=== REQUIREMENT ===
Extract the listing in its entirety, keeping each line identical to the original.

=== THE RECORDS ===
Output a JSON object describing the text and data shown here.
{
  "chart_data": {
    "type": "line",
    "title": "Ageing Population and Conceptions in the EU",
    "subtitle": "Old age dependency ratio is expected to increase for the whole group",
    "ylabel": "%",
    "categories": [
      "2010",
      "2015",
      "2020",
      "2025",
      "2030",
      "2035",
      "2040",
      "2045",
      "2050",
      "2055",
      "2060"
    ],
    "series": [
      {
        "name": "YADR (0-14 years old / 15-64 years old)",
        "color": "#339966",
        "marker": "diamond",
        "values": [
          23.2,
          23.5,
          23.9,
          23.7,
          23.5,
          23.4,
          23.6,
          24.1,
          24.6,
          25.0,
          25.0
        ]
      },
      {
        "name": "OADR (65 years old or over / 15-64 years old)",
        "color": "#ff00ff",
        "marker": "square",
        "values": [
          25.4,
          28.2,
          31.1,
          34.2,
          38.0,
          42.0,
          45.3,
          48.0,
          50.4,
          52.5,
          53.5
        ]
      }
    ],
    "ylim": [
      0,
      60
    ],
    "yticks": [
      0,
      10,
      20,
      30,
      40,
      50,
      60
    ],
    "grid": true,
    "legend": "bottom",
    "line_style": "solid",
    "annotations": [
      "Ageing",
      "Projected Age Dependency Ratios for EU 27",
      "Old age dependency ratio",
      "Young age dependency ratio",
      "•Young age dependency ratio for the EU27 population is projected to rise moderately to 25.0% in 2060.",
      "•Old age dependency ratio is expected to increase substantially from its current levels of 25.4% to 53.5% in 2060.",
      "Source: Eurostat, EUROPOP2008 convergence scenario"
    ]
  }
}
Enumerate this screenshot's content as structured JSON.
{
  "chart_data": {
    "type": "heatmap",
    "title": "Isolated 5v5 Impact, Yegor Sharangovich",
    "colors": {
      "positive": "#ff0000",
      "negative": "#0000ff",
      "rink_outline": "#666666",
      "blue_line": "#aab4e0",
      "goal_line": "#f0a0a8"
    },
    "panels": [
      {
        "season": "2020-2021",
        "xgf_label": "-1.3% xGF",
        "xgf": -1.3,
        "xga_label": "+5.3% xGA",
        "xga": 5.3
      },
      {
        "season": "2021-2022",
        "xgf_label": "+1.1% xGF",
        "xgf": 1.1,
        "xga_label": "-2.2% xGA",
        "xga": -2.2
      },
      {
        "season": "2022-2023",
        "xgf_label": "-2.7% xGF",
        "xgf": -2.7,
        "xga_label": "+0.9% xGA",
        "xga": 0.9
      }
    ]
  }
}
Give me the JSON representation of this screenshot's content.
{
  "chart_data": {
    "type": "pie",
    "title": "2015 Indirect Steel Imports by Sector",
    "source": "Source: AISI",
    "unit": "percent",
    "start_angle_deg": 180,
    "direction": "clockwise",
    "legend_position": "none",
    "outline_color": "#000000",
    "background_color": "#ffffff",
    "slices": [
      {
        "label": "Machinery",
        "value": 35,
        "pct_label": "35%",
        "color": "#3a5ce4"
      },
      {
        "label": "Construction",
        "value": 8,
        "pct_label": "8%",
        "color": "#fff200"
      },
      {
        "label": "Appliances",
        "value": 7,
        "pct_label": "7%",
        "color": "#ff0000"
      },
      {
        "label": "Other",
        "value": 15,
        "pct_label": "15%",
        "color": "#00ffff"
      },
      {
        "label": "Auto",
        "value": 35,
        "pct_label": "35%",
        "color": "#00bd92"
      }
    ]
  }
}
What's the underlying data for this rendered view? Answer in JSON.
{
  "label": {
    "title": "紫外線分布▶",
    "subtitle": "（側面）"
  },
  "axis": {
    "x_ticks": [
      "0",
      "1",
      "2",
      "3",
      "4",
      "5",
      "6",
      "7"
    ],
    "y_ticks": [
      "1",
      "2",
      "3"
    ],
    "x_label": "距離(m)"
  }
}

=== TASK SOLUTION ===
Output a JSON object describing the text and data shown here.
{
  "chart_data": {
    "type": "line",
    "title": "Ageing Population and Conceptions in the EU",
    "subtitle": "Old age dependency ratio is expected to increase for the whole group",
    "ylabel": "%",
    "categories": [
      "2010",
      "2015",
      "2020",
      "2025",
      "2030",
      "2035",
      "2040",
      "2045",
      "2050",
      "2055",
      "2060"
    ],
    "series": [
      {
        "name": "YADR (0-14 years old / 15-64 years old)",
        "color": "#339966",
        "marker": "diamond",
        "values": [
          23.2,
          23.5,
          23.9,
          23.7,
          23.5,
          23.4,
          23.6,
          24.1,
          24.6,
          25.0,
          25.0
        ]
      },
      {
        "name": "OADR (65 years old or over / 15-64 years old)",
        "color": "#ff00ff",
        "marker": "square",
        "values": [
          25.4,
          28.2,
          31.1,
          34.2,
          38.0,
          42.0,
          45.3,
          48.0,
          50.4,
          52.5,
          53.5
        ]
      }
    ],
    "ylim": [
      0,
      60
    ],
    "yticks": [
      0,
      10,
      20,
      30,
      40,
      50,
      60
    ],
    "grid": true,
    "legend": "bottom",
    "line_style": "solid",
    "annotations": [
      "Ageing",
      "Projected Age Dependency Ratios for EU 27",
      "Old age dependency ratio",
      "Young age dependency ratio",
      "•Young age dependency ratio for the EU27 population is projected to rise moderately to 25.0% in 2060.",
      "•Old age dependency ratio is expected to increase substantially from its current levels of 25.4% to 53.5% in 2060.",
      "Source: Eurostat, EUROPOP2008 convergence scenario"
    ]
  }
}
Enumerate this screenshot's content as structured JSON.
{
  "chart_data": {
    "type": "heatmap",
    "title": "Isolated 5v5 Impact, Yegor Sharangovich",
    "colors": {
      "positive": "#ff0000",
      "negative": "#0000ff",
      "rink_outline": "#666666",
      "blue_line": "#aab4e0",
      "goal_line": "#f0a0a8"
    },
    "panels": [
      {
        "season": "2020-2021",
        "xgf_label": "-1.3% xGF",
        "xgf": -1.3,
        "xga_label": "+5.3% xGA",
        "xga": 5.3
      },
      {
        "season": "2021-2022",
        "xgf_label": "+1.1% xGF",
        "xgf": 1.1,
        "xga_label": "-2.2% xGA",
        "xga": -2.2
      },
      {
        "season": "2022-2023",
        "xgf_label": "-2.7% xGF",
        "xgf": -2.7,
        "xga_label": "+0.9% xGA",
        "xga": 0.9
      }
    ]
  }
}
Give me the JSON representation of this screenshot's content.
{
  "chart_data": {
    "type": "pie",
    "title": "2015 Indirect Steel Imports by Sector",
    "source": "Source: AISI",
    "unit": "percent",
    "start_angle_deg": 180,
    "direction": "clockwise",
    "legend_position": "none",
    "outline_color": "#000000",
    "background_color": "#ffffff",
    "slices": [
      {
        "label": "Machinery",
        "value": 35,
        "pct_label": "35%",
        "color": "#3a5ce4"
      },
      {
        "label": "Construction",
        "value": 8,
        "pct_label": "8%",
        "color": "#fff200"
      },
      {
        "label": "Appliances",
        "value": 7,
        "pct_label": "7%",
        "color": "#ff0000"
      },
      {
        "label": "Other",
        "value": 15,
        "pct_label": "15%",
        "color": "#00ffff"
      },
      {
        "label": "Auto",
        "value": 35,
        "pct_label": "35%",
        "color": "#00bd92"
      }
    ]
  }
}
What's the underlying data for this rendered view? Answer in JSON.
{
  "label": {
    "title": "紫外線分布▶",
    "subtitle": "（側面）"
  },
  "axis": {
    "x_ticks": [
      "0",
      "1",
      "2",
      "3",
      "4",
      "5",
      "6",
      "7"
    ],
    "y_ticks": [
      "1",
      "2",
      "3"
    ],
    "x_label": "距離(m)"
  }
}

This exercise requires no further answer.